→ TASK TO CARRY OUT: From the listing that follows, extract every line and set it down unaltered.

→ RECORDS SHOWN:
--
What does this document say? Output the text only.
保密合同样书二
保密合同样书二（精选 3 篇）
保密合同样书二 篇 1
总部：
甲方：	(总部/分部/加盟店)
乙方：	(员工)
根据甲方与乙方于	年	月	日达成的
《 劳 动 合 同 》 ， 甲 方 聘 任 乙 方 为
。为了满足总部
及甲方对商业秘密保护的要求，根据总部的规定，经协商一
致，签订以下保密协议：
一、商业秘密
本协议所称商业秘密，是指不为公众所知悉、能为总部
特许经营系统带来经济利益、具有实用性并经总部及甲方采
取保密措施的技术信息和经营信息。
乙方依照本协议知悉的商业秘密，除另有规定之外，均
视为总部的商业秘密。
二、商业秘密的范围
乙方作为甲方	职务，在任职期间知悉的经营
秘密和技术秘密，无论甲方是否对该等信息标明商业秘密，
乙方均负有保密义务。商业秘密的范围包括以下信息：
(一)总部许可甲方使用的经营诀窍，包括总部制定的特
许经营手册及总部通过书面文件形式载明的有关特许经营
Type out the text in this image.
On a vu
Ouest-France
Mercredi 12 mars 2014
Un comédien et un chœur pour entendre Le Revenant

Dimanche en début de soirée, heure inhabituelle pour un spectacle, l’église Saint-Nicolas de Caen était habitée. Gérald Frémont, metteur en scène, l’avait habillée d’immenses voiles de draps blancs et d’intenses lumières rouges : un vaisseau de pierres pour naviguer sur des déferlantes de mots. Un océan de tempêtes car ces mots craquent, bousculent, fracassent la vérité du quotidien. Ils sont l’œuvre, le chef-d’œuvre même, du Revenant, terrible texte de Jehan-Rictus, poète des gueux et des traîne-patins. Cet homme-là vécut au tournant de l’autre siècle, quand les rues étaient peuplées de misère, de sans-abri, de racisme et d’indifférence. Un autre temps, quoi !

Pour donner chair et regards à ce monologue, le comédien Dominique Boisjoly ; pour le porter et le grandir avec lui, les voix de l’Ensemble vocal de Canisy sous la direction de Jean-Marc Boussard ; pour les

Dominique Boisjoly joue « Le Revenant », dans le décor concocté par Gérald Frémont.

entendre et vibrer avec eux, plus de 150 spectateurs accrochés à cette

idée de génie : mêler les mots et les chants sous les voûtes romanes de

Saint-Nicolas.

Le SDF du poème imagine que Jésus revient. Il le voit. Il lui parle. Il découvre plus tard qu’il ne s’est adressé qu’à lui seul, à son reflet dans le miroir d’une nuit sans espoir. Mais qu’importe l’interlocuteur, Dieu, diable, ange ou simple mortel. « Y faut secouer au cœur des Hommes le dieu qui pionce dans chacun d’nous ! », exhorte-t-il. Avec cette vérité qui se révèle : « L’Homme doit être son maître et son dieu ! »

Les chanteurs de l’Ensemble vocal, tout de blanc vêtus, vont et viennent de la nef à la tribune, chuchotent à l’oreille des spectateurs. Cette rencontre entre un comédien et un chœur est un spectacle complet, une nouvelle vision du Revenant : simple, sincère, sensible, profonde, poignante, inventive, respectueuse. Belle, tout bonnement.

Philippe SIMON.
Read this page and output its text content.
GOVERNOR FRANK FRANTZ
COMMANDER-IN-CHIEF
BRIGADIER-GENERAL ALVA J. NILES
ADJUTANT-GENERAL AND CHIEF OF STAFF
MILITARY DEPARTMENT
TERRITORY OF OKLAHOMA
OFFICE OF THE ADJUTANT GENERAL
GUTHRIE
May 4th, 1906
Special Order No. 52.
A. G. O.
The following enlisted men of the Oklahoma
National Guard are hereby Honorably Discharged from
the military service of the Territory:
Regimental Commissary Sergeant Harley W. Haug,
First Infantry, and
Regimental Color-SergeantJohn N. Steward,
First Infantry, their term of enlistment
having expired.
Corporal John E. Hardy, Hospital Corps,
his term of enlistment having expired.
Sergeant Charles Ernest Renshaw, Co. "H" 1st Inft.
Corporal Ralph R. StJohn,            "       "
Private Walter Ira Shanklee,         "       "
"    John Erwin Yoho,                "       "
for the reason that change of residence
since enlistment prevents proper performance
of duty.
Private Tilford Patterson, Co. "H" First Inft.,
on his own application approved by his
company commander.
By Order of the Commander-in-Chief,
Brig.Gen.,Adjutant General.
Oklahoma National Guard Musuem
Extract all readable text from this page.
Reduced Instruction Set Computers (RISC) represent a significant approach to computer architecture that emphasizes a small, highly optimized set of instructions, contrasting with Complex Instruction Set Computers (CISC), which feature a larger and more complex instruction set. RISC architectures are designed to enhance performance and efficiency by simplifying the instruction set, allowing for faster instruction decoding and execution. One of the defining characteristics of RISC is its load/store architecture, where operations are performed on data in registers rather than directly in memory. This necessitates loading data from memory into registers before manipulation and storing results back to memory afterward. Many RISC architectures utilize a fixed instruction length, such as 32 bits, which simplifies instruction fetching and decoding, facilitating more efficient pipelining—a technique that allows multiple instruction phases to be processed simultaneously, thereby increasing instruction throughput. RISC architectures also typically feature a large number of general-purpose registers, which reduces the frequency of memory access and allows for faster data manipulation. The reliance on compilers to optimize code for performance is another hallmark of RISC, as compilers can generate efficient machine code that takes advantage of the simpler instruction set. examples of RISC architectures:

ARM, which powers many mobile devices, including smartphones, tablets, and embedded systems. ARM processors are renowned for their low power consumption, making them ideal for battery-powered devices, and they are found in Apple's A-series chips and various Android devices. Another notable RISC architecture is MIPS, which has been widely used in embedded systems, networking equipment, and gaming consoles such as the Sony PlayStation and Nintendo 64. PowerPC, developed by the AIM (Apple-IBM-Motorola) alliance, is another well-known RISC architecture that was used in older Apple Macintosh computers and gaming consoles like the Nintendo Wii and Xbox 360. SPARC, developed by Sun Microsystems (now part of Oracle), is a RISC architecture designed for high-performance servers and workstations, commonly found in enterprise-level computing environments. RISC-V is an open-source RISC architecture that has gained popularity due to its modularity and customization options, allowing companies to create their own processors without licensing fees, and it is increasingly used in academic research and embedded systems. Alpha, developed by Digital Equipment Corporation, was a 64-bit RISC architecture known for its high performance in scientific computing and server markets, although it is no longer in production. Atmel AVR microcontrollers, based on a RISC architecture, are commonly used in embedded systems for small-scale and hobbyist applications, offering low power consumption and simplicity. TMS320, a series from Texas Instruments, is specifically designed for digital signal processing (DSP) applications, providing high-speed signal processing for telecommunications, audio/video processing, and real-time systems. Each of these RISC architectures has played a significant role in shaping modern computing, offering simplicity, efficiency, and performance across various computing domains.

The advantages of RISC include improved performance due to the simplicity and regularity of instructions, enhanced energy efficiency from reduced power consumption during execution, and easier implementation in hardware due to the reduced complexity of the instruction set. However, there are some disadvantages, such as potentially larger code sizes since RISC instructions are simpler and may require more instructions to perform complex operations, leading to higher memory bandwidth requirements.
--
→ EXPECTED ANSWER:
What does this document say? Output the text only.
保密合同样书二
保密合同样书二（精选 3 篇）
保密合同样书二 篇 1
总部：
甲方：	(总部/分部/加盟店)
乙方：	(员工)
根据甲方与乙方于	年	月	日达成的
《 劳 动 合 同 》 ， 甲 方 聘 任 乙 方 为
。为了满足总部
及甲方对商业秘密保护的要求，根据总部的规定，经协商一
致，签订以下保密协议：
一、商业秘密
本协议所称商业秘密，是指不为公众所知悉、能为总部
特许经营系统带来经济利益、具有实用性并经总部及甲方采
取保密措施的技术信息和经营信息。
乙方依照本协议知悉的商业秘密，除另有规定之外，均
视为总部的商业秘密。
二、商业秘密的范围
乙方作为甲方	职务，在任职期间知悉的经营
秘密和技术秘密，无论甲方是否对该等信息标明商业秘密，
乙方均负有保密义务。商业秘密的范围包括以下信息：
(一)总部许可甲方使用的经营诀窍，包括总部制定的特
许经营手册及总部通过书面文件形式载明的有关特许经营
Type out the text in this image.
On a vu
Ouest-France
Mercredi 12 mars 2014
Un comédien et un chœur pour entendre Le Revenant

Dimanche en début de soirée, heure inhabituelle pour un spectacle, l’église Saint-Nicolas de Caen était habitée. Gérald Frémont, metteur en scène, l’avait habillée d’immenses voiles de draps blancs et d’intenses lumières rouges : un vaisseau de pierres pour naviguer sur des déferlantes de mots. Un océan de tempêtes car ces mots craquent, bousculent, fracassent la vérité du quotidien. Ils sont l’œuvre, le chef-d’œuvre même, du Revenant, terrible texte de Jehan-Rictus, poète des gueux et des traîne-patins. Cet homme-là vécut au tournant de l’autre siècle, quand les rues étaient peuplées de misère, de sans-abri, de racisme et d’indifférence. Un autre temps, quoi !

Pour donner chair et regards à ce monologue, le comédien Dominique Boisjoly ; pour le porter et le grandir avec lui, les voix de l’Ensemble vocal de Canisy sous la direction de Jean-Marc Boussard ; pour les

Dominique Boisjoly joue « Le Revenant », dans le décor concocté par Gérald Frémont.

entendre et vibrer avec eux, plus de 150 spectateurs accrochés à cette

idée de génie : mêler les mots et les chants sous les voûtes romanes de

Saint-Nicolas.

Le SDF du poème imagine que Jésus revient. Il le voit. Il lui parle. Il découvre plus tard qu’il ne s’est adressé qu’à lui seul, à son reflet dans le miroir d’une nuit sans espoir. Mais qu’importe l’interlocuteur, Dieu, diable, ange ou simple mortel. « Y faut secouer au cœur des Hommes le dieu qui pionce dans chacun d’nous ! », exhorte-t-il. Avec cette vérité qui se révèle : « L’Homme doit être son maître et son dieu ! »

Les chanteurs de l’Ensemble vocal, tout de blanc vêtus, vont et viennent de la nef à la tribune, chuchotent à l’oreille des spectateurs. Cette rencontre entre un comédien et un chœur est un spectacle complet, une nouvelle vision du Revenant : simple, sincère, sensible, profonde, poignante, inventive, respectueuse. Belle, tout bonnement.

Philippe SIMON.
Read this page and output its text content.
GOVERNOR FRANK FRANTZ
COMMANDER-IN-CHIEF
BRIGADIER-GENERAL ALVA J. NILES
ADJUTANT-GENERAL AND CHIEF OF STAFF
MILITARY DEPARTMENT
TERRITORY OF OKLAHOMA
OFFICE OF THE ADJUTANT GENERAL
GUTHRIE
May 4th, 1906
Special Order No. 52.
A. G. O.
The following enlisted men of the Oklahoma
National Guard are hereby Honorably Discharged from
the military service of the Territory:
Regimental Commissary Sergeant Harley W. Haug,
First Infantry, and
Regimental Color-SergeantJohn N. Steward,
First Infantry, their term of enlistment
having expired.
Corporal John E. Hardy, Hospital Corps,
his term of enlistment having expired.
Sergeant Charles Ernest Renshaw, Co. "H" 1st Inft.
Corporal Ralph R. StJohn,            "       "
Private Walter Ira Shanklee,         "       "
"    John Erwin Yoho,                "       "
for the reason that change of residence
since enlistment prevents proper performance
of duty.
Private Tilford Patterson, Co. "H" First Inft.,
on his own application approved by his
company commander.
By Order of the Commander-in-Chief,
Brig.Gen.,Adjutant General.
Oklahoma National Guard Musuem
Extract all readable text from this page.
Reduced Instruction Set Computers (RISC) represent a significant approach to computer architecture that emphasizes a small, highly optimized set of instructions, contrasting with Complex Instruction Set Computers (CISC), which feature a larger and more complex instruction set. RISC architectures are designed to enhance performance and efficiency by simplifying the instruction set, allowing for faster instruction decoding and execution. One of the defining characteristics of RISC is its load/store architecture, where operations are performed on data in registers rather than directly in memory. This necessitates loading data from memory into registers before manipulation and storing results back to memory afterward. Many RISC architectures utilize a fixed instruction length, such as 32 bits, which simplifies instruction fetching and decoding, facilitating more efficient pipelining—a technique that allows multiple instruction phases to be processed simultaneously, thereby increasing instruction throughput. RISC architectures also typically feature a large number of general-purpose registers, which reduces the frequency of memory access and allows for faster data manipulation. The reliance on compilers to optimize code for performance is another hallmark of RISC, as compilers can generate efficient machine code that takes advantage of the simpler instruction set. examples of RISC architectures:

ARM, which powers many mobile devices, including smartphones, tablets, and embedded systems. ARM processors are renowned for their low power consumption, making them ideal for battery-powered devices, and they are found in Apple's A-series chips and various Android devices. Another notable RISC architecture is MIPS, which has been widely used in embedded systems, networking equipment, and gaming consoles such as the Sony PlayStation and Nintendo 64. PowerPC, developed by the AIM (Apple-IBM-Motorola) alliance, is another well-known RISC architecture that was used in older Apple Macintosh computers and gaming consoles like the Nintendo Wii and Xbox 360. SPARC, developed by Sun Microsystems (now part of Oracle), is a RISC architecture designed for high-performance servers and workstations, commonly found in enterprise-level computing environments. RISC-V is an open-source RISC architecture that has gained popularity due to its modularity and customization options, allowing companies to create their own processors without licensing fees, and it is increasingly used in academic research and embedded systems. Alpha, developed by Digital Equipment Corporation, was a 64-bit RISC architecture known for its high performance in scientific computing and server markets, although it is no longer in production. Atmel AVR microcontrollers, based on a RISC architecture, are commonly used in embedded systems for small-scale and hobbyist applications, offering low power consumption and simplicity. TMS320, a series from Texas Instruments, is specifically designed for digital signal processing (DSP) applications, providing high-speed signal processing for telecommunications, audio/video processing, and real-time systems. Each of these RISC architectures has played a significant role in shaping modern computing, offering simplicity, efficiency, and performance across various computing domains.

The advantages of RISC include improved performance due to the simplicity and regularity of instructions, enhanced energy efficiency from reduced power consumption during execution, and easier implementation in hardware due to the reduced complexity of the instruction set. However, there are some disadvantages, such as potentially larger code sizes since RISC instructions are simpler and may require more instructions to perform complex operations, leading to higher memory bandwidth requirements.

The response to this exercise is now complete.